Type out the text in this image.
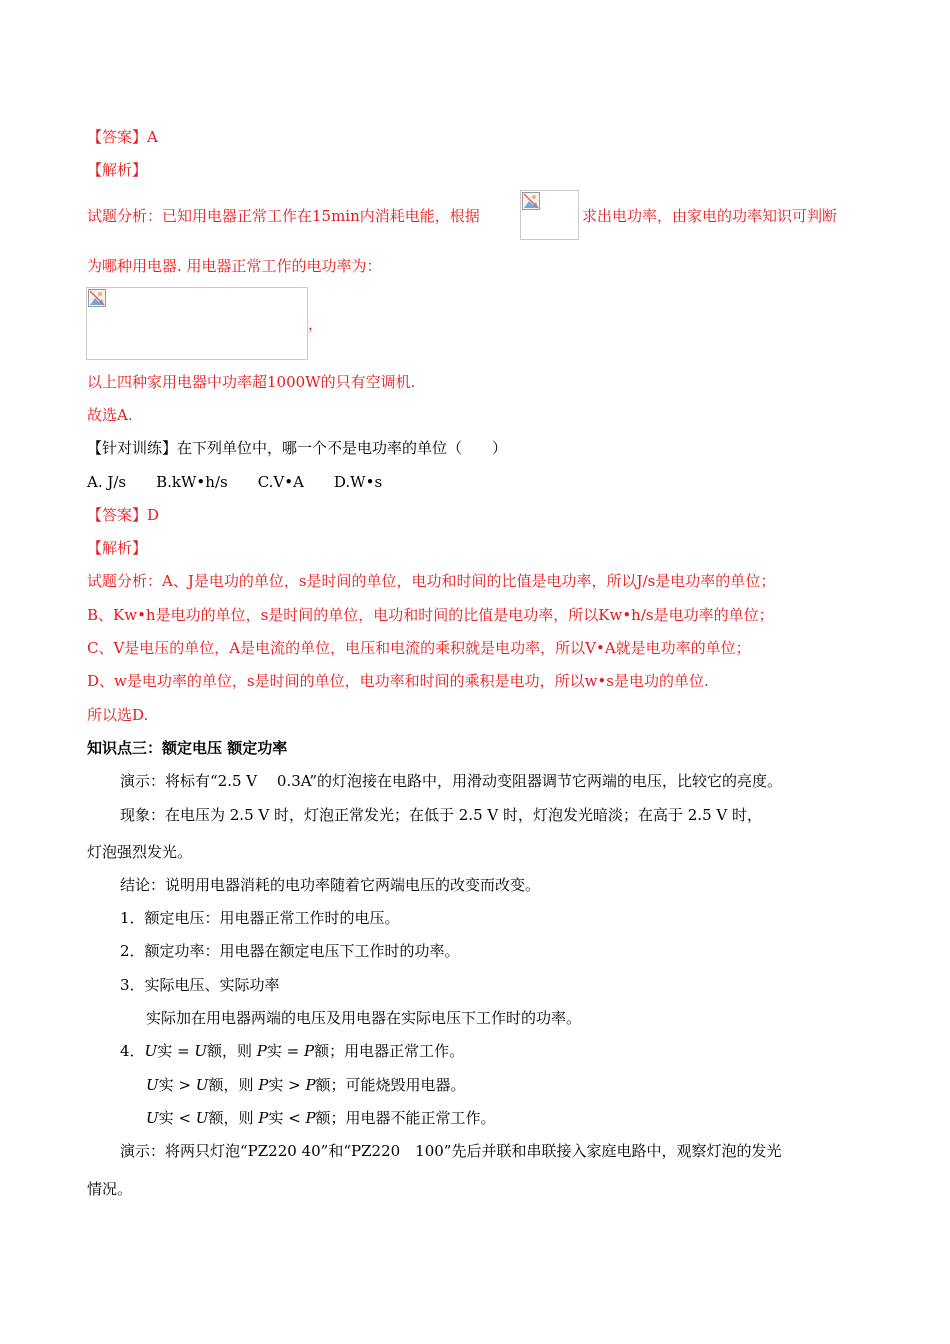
【答案】A
【解析】
试题分析：已知用电器正常工作在15min内消耗电能，根据	求出电功率，由家电的功率知识可判断
为哪种用电器. 用电器正常工作的电功率为：
，
以上四种家用电器中功率超1000W的只有空调机.
故选A.
【针对训练】在下列单位中，哪一个不是电功率的单位（　　）
A. J/s　　B.kW•h/s　　C.V•A　　D.W•s
【答案】D
【解析】
试题分析：A、J是电功的单位，s是时间的单位，电功和时间的比值是电功率，所以J/s是电功率的单位；
B、Kw•h是电功的单位，s是时间的单位，电功和时间的比值是电功率，所以Kw•h/s是电功率的单位；
C、V是电压的单位，A是电流的单位，电压和电流的乘积就是电功率，所以V•A就是电功率的单位；
D、w是电功率的单位，s是时间的单位，电功率和时间的乘积是电功，所以w•s是电功的单位.
所以选D.
知识点三：额定电压 额定功率
演示：将标有“2.5 V　 0.3A”的灯泡接在电路中，用滑动变阻器调节它两端的电压，比较它的亮度。
现象：在电压为 2.5 V 时，灯泡正常发光；在低于 2.5 V 时，灯泡发光暗淡；在高于 2.5 V 时，
灯泡强烈发光。
结论：说明用电器消耗的电功率随着它两端电压的改变而改变。
1．额定电压：用电器正常工作时的电压。
2．额定功率：用电器在额定电压下工作时的功率。
3．实际电压、实际功率
实际加在用电器两端的电压及用电器在实际电压下工作时的功率。
4．U实 = U额，则 P实 = P额；用电器正常工作。
U实 > U额，则 P实 > P额；可能烧毁用电器。
U实 < U额，则 P实 < P额；用电器不能正常工作。
演示：将两只灯泡“PZ220 40”和“PZ220　100”先后并联和串联接入家庭电路中，观察灯泡的发光
情况。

*Task brief*:
Output the records above exactly as they are, leaving out the pictures.

*In response*:
Type out the text in this image.
【答案】A
【解析】
试题分析：已知用电器正常工作在15min内消耗电能，根据	求出电功率，由家电的功率知识可判断
为哪种用电器. 用电器正常工作的电功率为：
，
以上四种家用电器中功率超1000W的只有空调机.
故选A.
【针对训练】在下列单位中，哪一个不是电功率的单位（　　）
A. J/s　　B.kW•h/s　　C.V•A　　D.W•s
【答案】D
【解析】
试题分析：A、J是电功的单位，s是时间的单位，电功和时间的比值是电功率，所以J/s是电功率的单位；
B、Kw•h是电功的单位，s是时间的单位，电功和时间的比值是电功率，所以Kw•h/s是电功率的单位；
C、V是电压的单位，A是电流的单位，电压和电流的乘积就是电功率，所以V•A就是电功率的单位；
D、w是电功率的单位，s是时间的单位，电功率和时间的乘积是电功，所以w•s是电功的单位.
所以选D.
知识点三：额定电压 额定功率
演示：将标有“2.5 V　 0.3A”的灯泡接在电路中，用滑动变阻器调节它两端的电压，比较它的亮度。
现象：在电压为 2.5 V 时，灯泡正常发光；在低于 2.5 V 时，灯泡发光暗淡；在高于 2.5 V 时，
灯泡强烈发光。
结论：说明用电器消耗的电功率随着它两端电压的改变而改变。
1．额定电压：用电器正常工作时的电压。
2．额定功率：用电器在额定电压下工作时的功率。
3．实际电压、实际功率
实际加在用电器两端的电压及用电器在实际电压下工作时的功率。
4．U实 = U额，则 P实 = P额；用电器正常工作。
U实 > U额，则 P实 > P额；可能烧毁用电器。
U实 < U额，则 P实 < P额；用电器不能正常工作。
演示：将两只灯泡“PZ220 40”和“PZ220　100”先后并联和串联接入家庭电路中，观察灯泡的发光
情况。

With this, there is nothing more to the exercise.